*Objectives*.
**1.** From the SphinxTrain bug post, list every command-line option (the flags that begin with a hyphen) passed to $MAKE_MDEF in the system call.
**2.** Quote the part of the SphinxTrain bug post that opens with the words containing "Anonymous - 2003-03-04" and closes with "a variable $CFG_FORCEDALIGN.".

Anonymous - 2003-03-04

The SphinxTrain script in xxx/scripts_pl/03.makeuntiedmdef contains a bug that will affect training with force-aligned transcripts.  All scripts that use the .transcription file must be directed to use either your original or a force-aligned transcript, depending on which kind of processing you're doing at the time.  In the SphinxTrain scripts, this is conditioned on a variable $CFG_FORCEDALIGN.

The problem is that the script 03.makeuntiedmdef/make_untied_mdef.pl fails to do this, so it always used the non-aligned transcript.  You should add a few lines to make it do so.  Here's the diff:

94,101d91
< # Use proper transcript file, depending on $CFG_FORCEDALIGN
< if ( $CFG_FORCEDALIGN eq "no" ) {
<     $transcriptfile = $CFG_TRANSCRIPTFILE;
< } else {
<     $transcriptfile  = "$CFG_BASE_DIR/generated/${CFG_EXPTNAME}.alignedtranscripts";
< }
< &ST_Log("    Using $transcriptfile\n");
<
103c93
< system ("$MAKE_MDEF -phnlstfn $CFG_RAWPHONEFILE -dictfn $CFG_DICTIONARY -fdictfn $CFG_FILLERDICT -lsnfn $transcriptfile -ountiedmdef  $untiedmdef -n_state_pm  $CFG_STATESPERHMM -maxtriphones 10000 2>$logfile");
---
> system ("$MAKE_MDEF -phnlstfn $CFG_RAWPHONEFILE -dictfn $CFG_DICTIONARY -fdictfn $CFG_FILLERDICT -lsnfn $CFG_TRANSCRIPTFILE -ountiedmdef  $untiedmdef -n_state_pm  $CFG_STATESPERHMM -maxtriphones 10000 2>$logfile");

*Information provided*.
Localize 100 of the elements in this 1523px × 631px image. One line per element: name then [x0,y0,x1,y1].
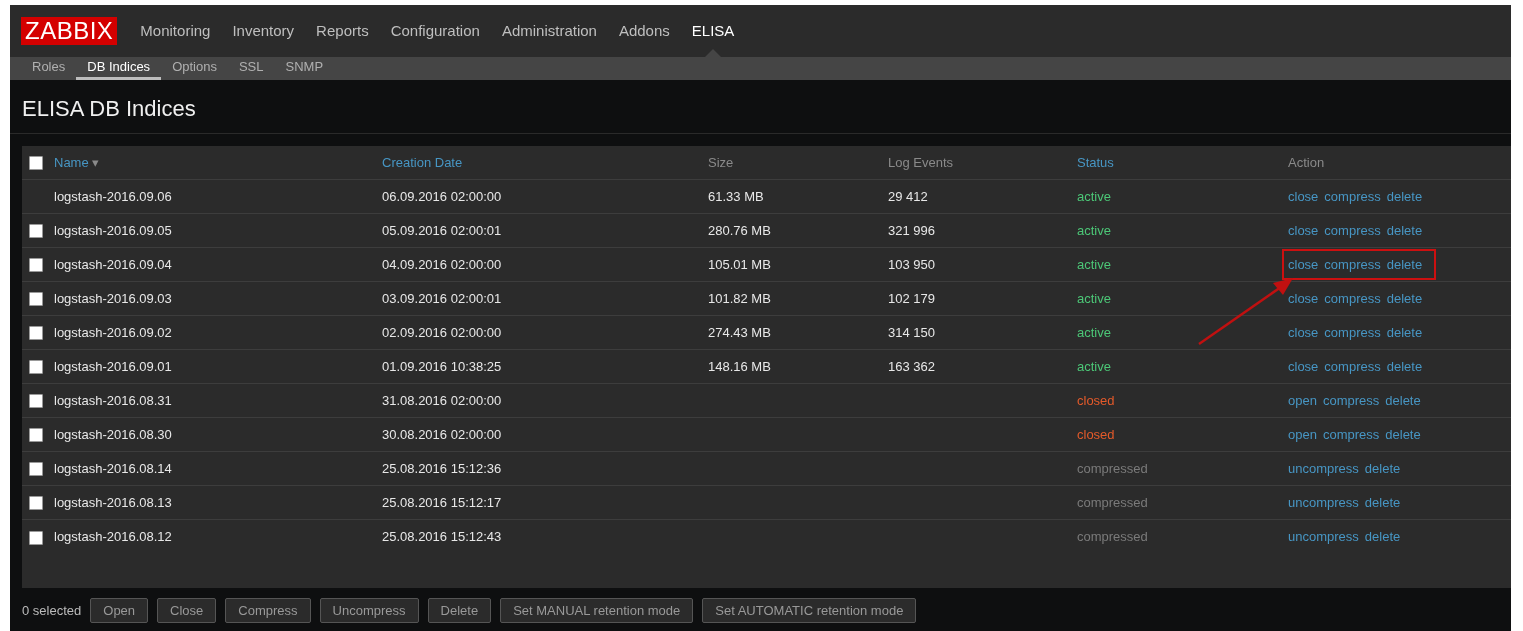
column-header: Size [708,154,734,170]
action-link[interactable]: close [1288,188,1319,204]
column-header-link[interactable]: Creation Date [382,154,463,170]
action-link[interactable]: close [1288,256,1319,272]
action-button[interactable]: Compress [225,597,311,623]
action-link[interactable]: delete [1364,460,1401,476]
action-link[interactable]: compress [1324,358,1381,374]
main-menu-item[interactable]: Inventory [221,5,306,57]
action-button[interactable]: Delete [427,597,492,623]
table-cell: logstash-2016.09.01 [54,358,172,374]
action-link[interactable]: delete [1386,290,1423,306]
status-text: compressed [1077,494,1148,510]
action-link[interactable]: compress [1324,188,1381,204]
action-link[interactable]: uncompress [1288,494,1359,510]
zabbix-logo[interactable]: ZABBIX [21,17,118,45]
main-menu-item[interactable]: Monitoring [129,5,222,57]
action-link[interactable]: delete [1385,392,1421,408]
status-text: active [1077,290,1111,306]
main-menu-item[interactable]: Reports [305,5,380,57]
action-link[interactable]: compress [1322,392,1380,408]
action-link[interactable]: delete [1386,358,1423,374]
action-link[interactable]: delete [1364,494,1401,510]
table-cell: 06.09.2016 02:00:00 [382,188,502,204]
action-link[interactable]: open [1288,426,1317,442]
sub-menu-tab[interactable]: DB Indices [76,57,162,80]
table-cell: 04.09.2016 02:00:00 [382,256,502,272]
sub-menu-tab[interactable]: SNMP [274,57,335,80]
row-checkbox[interactable] [29,394,43,409]
table-cell: 31.08.2016 02:00:00 [382,392,502,408]
status-text: active [1077,222,1111,238]
table-cell: 25.08.2016 15:12:43 [382,529,502,544]
table-cell: 30.08.2016 02:00:00 [382,426,502,442]
action-link[interactable]: compress [1324,222,1381,238]
action-link[interactable]: compress [1322,426,1380,442]
table-cell: 29 412 [888,188,928,204]
table-cell: logstash-2016.09.03 [54,290,172,306]
status-text: closed [1077,426,1115,442]
status-text: closed [1077,392,1115,408]
table-cell: logstash-2016.09.02 [54,324,172,340]
action-button[interactable]: Uncompress [319,597,419,623]
column-header-link[interactable]: Status [1077,154,1114,170]
status-text: active [1077,188,1111,204]
main-menu-item[interactable]: Administration [490,5,608,57]
row-checkbox[interactable] [29,292,43,307]
row-checkbox[interactable] [29,326,43,341]
action-link[interactable]: close [1288,290,1319,306]
table-cell: logstash-2016.08.31 [54,392,172,408]
main-menu-item[interactable]: Addons [607,5,681,57]
table-cell: 101.82 MB [708,290,771,306]
action-link[interactable]: close [1288,222,1319,238]
action-link[interactable]: compress [1324,256,1381,272]
sub-menu-tab[interactable]: Roles [21,57,77,80]
status-text: compressed [1077,529,1148,544]
row-checkbox[interactable] [29,224,43,239]
action-link[interactable]: delete [1386,188,1423,204]
table-cell: 25.08.2016 15:12:17 [382,494,502,510]
select-all-checkbox[interactable] [29,156,43,171]
main-menu-item[interactable]: Configuration [379,5,491,57]
action-link[interactable]: open [1288,392,1317,408]
table-cell: 61.33 MB [708,188,764,204]
sub-menu-tab[interactable]: Options [161,57,228,80]
action-button[interactable]: Close [157,597,217,623]
table-cell: logstash-2016.09.05 [54,222,172,238]
row-checkbox[interactable] [29,360,43,375]
action-link[interactable]: uncompress [1288,460,1359,476]
table-cell: 274.43 MB [708,324,771,340]
action-link[interactable]: close [1288,324,1319,340]
row-checkbox[interactable] [29,258,43,273]
row-checkbox[interactable] [29,428,43,443]
action-link[interactable]: close [1288,358,1319,374]
table-cell: logstash-2016.09.04 [54,256,172,272]
page-title: ELISA DB Indices [10,79,1511,134]
action-link[interactable]: compress [1324,324,1381,340]
status-text: active [1077,324,1111,340]
action-link[interactable]: delete [1386,256,1423,272]
table-cell: 05.09.2016 02:00:01 [382,222,502,238]
table-cell: 105.01 MB [708,256,771,272]
row-checkbox[interactable] [29,530,43,545]
column-header: Action [1288,154,1325,170]
action-button[interactable]: Set AUTOMATIC retention mode [702,597,917,623]
action-button[interactable]: Set MANUAL retention mode [500,597,694,623]
table-cell: 163 362 [888,358,935,374]
row-checkbox[interactable] [29,496,43,511]
status-text: active [1077,358,1111,374]
status-text: compressed [1077,460,1148,476]
column-header-link[interactable]: Name [54,154,89,170]
table-cell: logstash-2016.09.06 [54,188,172,204]
action-link[interactable]: uncompress [1288,529,1359,544]
action-button[interactable]: Open [90,597,149,623]
action-link[interactable]: delete [1385,426,1421,442]
action-link[interactable]: delete [1364,529,1401,544]
row-checkbox[interactable] [29,462,43,477]
table-cell: 280.76 MB [708,222,771,238]
action-link[interactable]: delete [1386,324,1423,340]
table-cell: 01.09.2016 10:38:25 [382,358,502,374]
table-cell: logstash-2016.08.12 [54,529,172,544]
action-link[interactable]: delete [1386,222,1423,238]
action-link[interactable]: compress [1324,290,1381,306]
sub-menu-tab[interactable]: SSL [227,57,275,80]
table-cell: 25.08.2016 15:12:36 [382,460,502,476]
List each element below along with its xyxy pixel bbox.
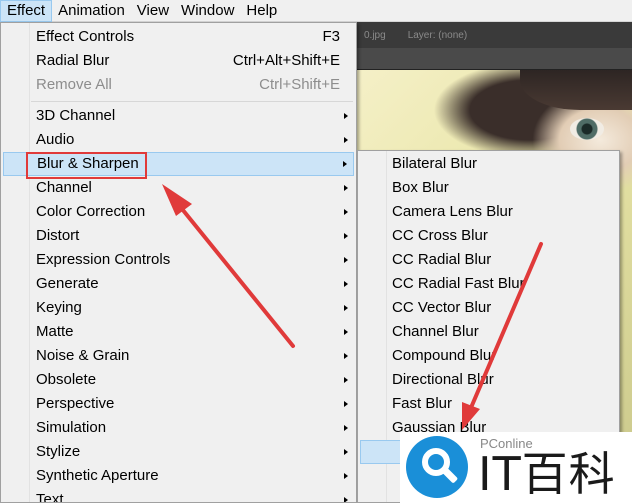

*The responses*.
**1.** -phnlstfn, -dictfn, -fdictfn, -lsnfn, -ountiedmdef, -n_state_pm, -maxtriphones

**2.**
Anonymous - 2003-03-04

The SphinxTrain script in xxx/scripts_pl/03.makeuntiedmdef contains a bug that will affect training with force-aligned transcripts.  All scripts that use the .transcription file must be directed to use either your original or a force-aligned transcript, depending on which kind of processing you're doing at the time.  In the SphinxTrain scripts, this is conditioned on a variable $CFG_FORCEDALIGN.